In the entries below, find the lines with the word "value" and copy them.

─── Listed records ───

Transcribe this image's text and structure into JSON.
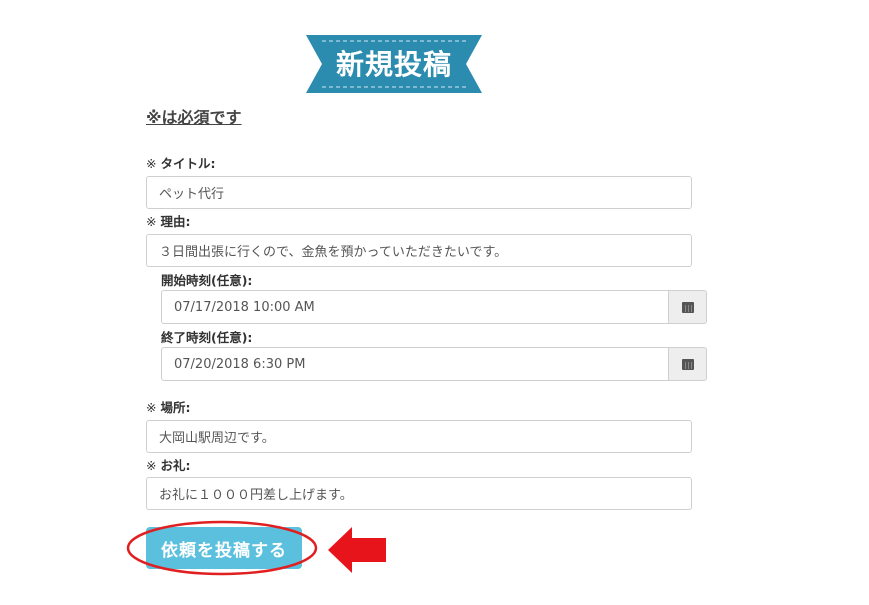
{
  "page": {
    "title": "新規投稿",
    "required_note": "※は必須です"
  },
  "form": {
    "title_field": {
      "mark": "※",
      "label": "タイトル:",
      "value": "ペット代行"
    },
    "reason_field": {
      "mark": "※",
      "label": "理由:",
      "value": "３日間出張に行くので、金魚を預かっていただきたいです。"
    },
    "start_field": {
      "label": "開始時刻(任意):",
      "value": "07/17/2018 10:00 AM",
      "icon": "calendar-icon"
    },
    "end_field": {
      "label": "終了時刻(任意):",
      "value": "07/20/2018 6:30 PM",
      "icon": "calendar-icon"
    },
    "place_field": {
      "mark": "※",
      "label": "場所:",
      "value": "大岡山駅周辺です。"
    },
    "reward_field": {
      "mark": "※",
      "label": "お礼:",
      "value": "お礼に１０００円差し上げます。"
    },
    "submit_label": "依頼を投稿する"
  },
  "colors": {
    "ribbon": "#2b8cb0",
    "button": "#5bc0de",
    "annotation": "#e02020"
  }
}
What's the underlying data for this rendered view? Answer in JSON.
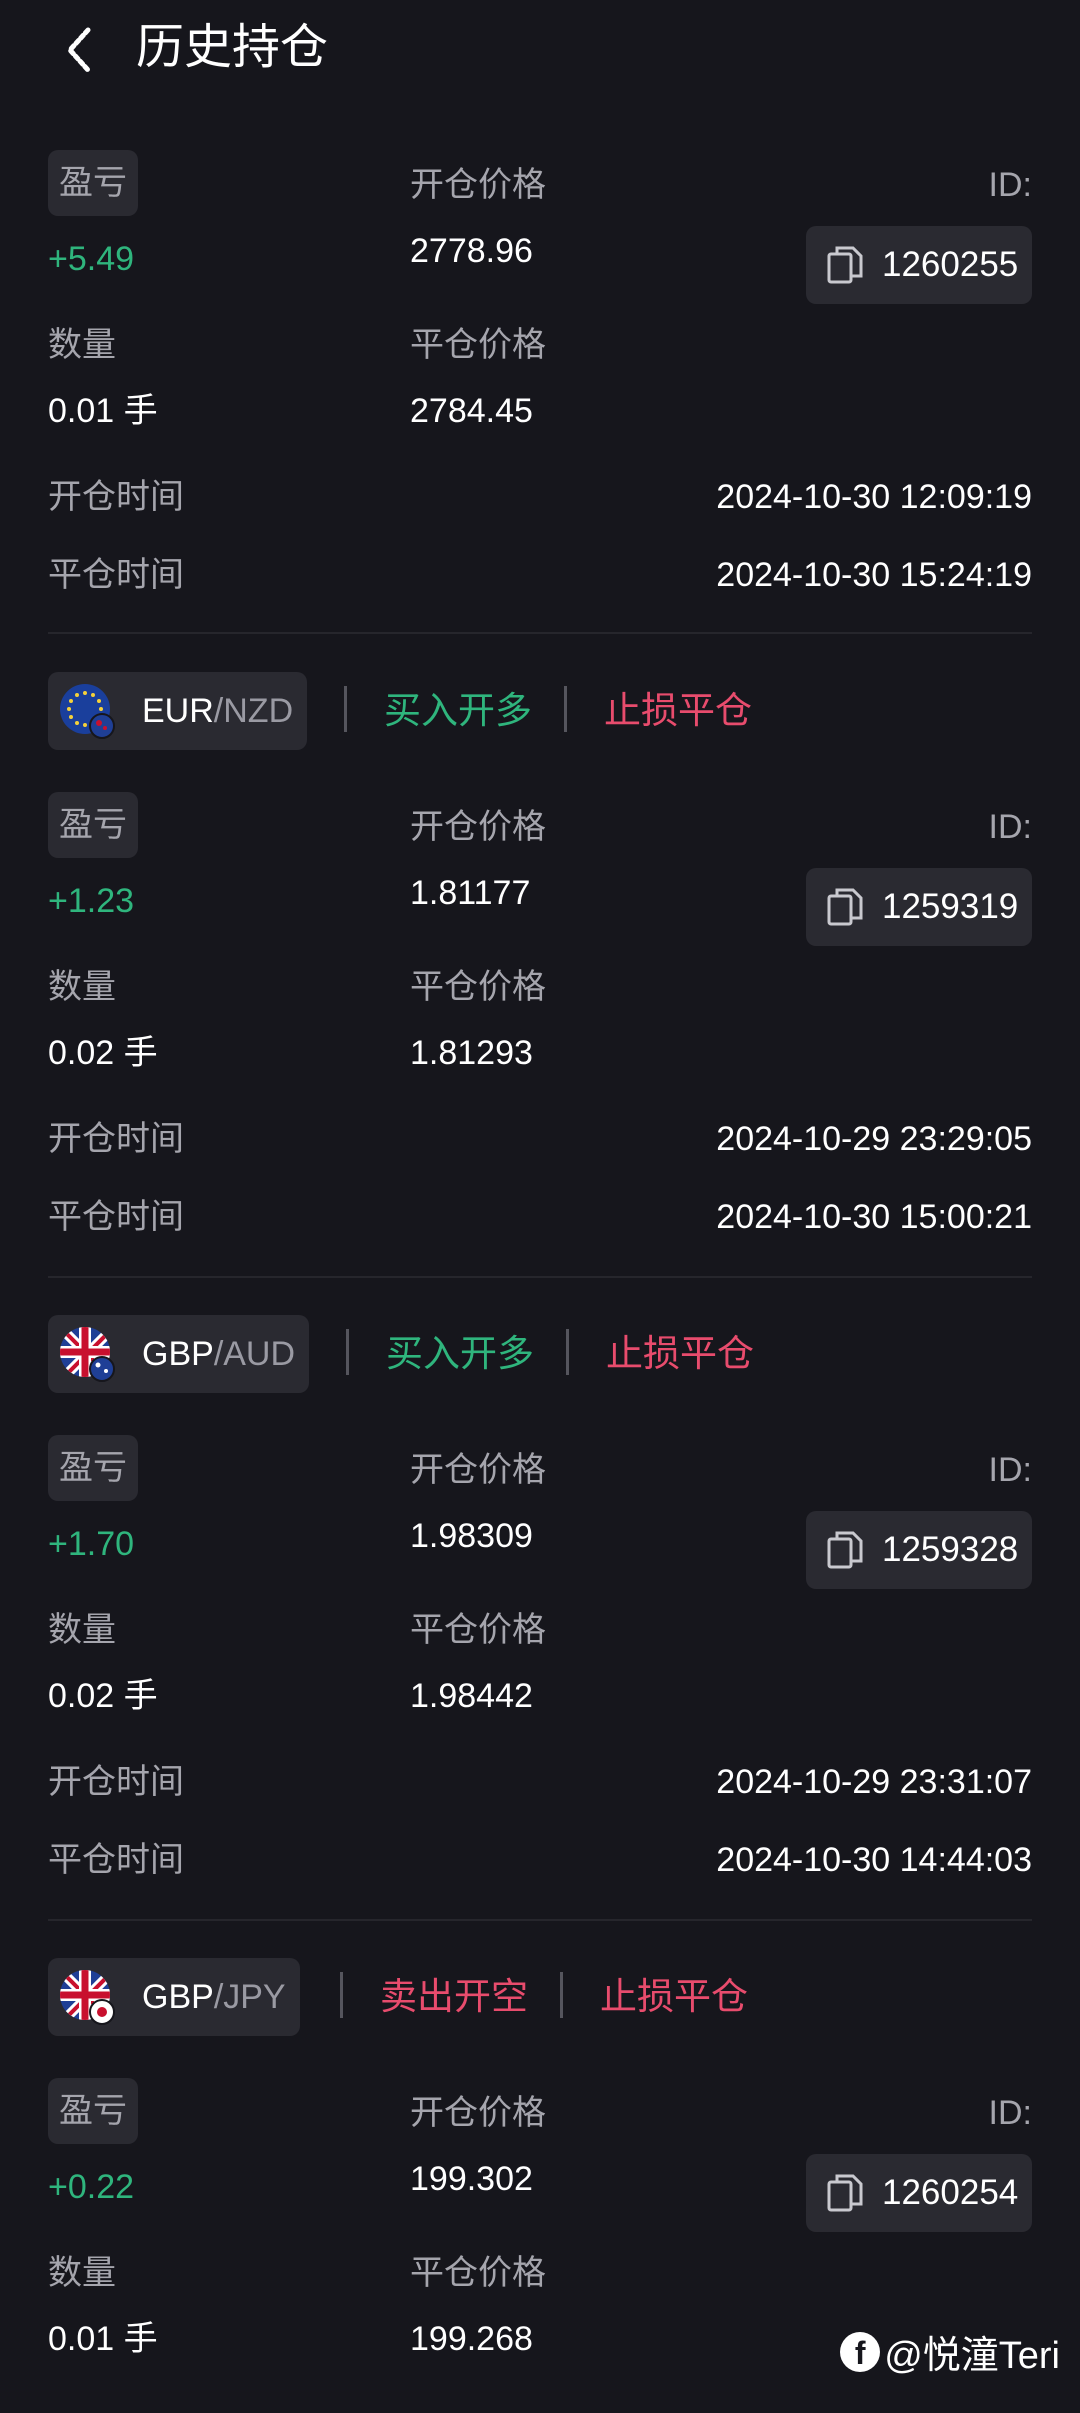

───

» **Exercise output**
      "value": "ペット代行"
      "value": "３日間出張に行くので、金魚を預かっていただきたいです。"
      "value": "07/17/2018 10:00 AM",
      "value": "07/20/2018 6:30 PM",
      "value": "大岡山駅周辺です。"
      "value": "お礼に１０００円差し上げます。"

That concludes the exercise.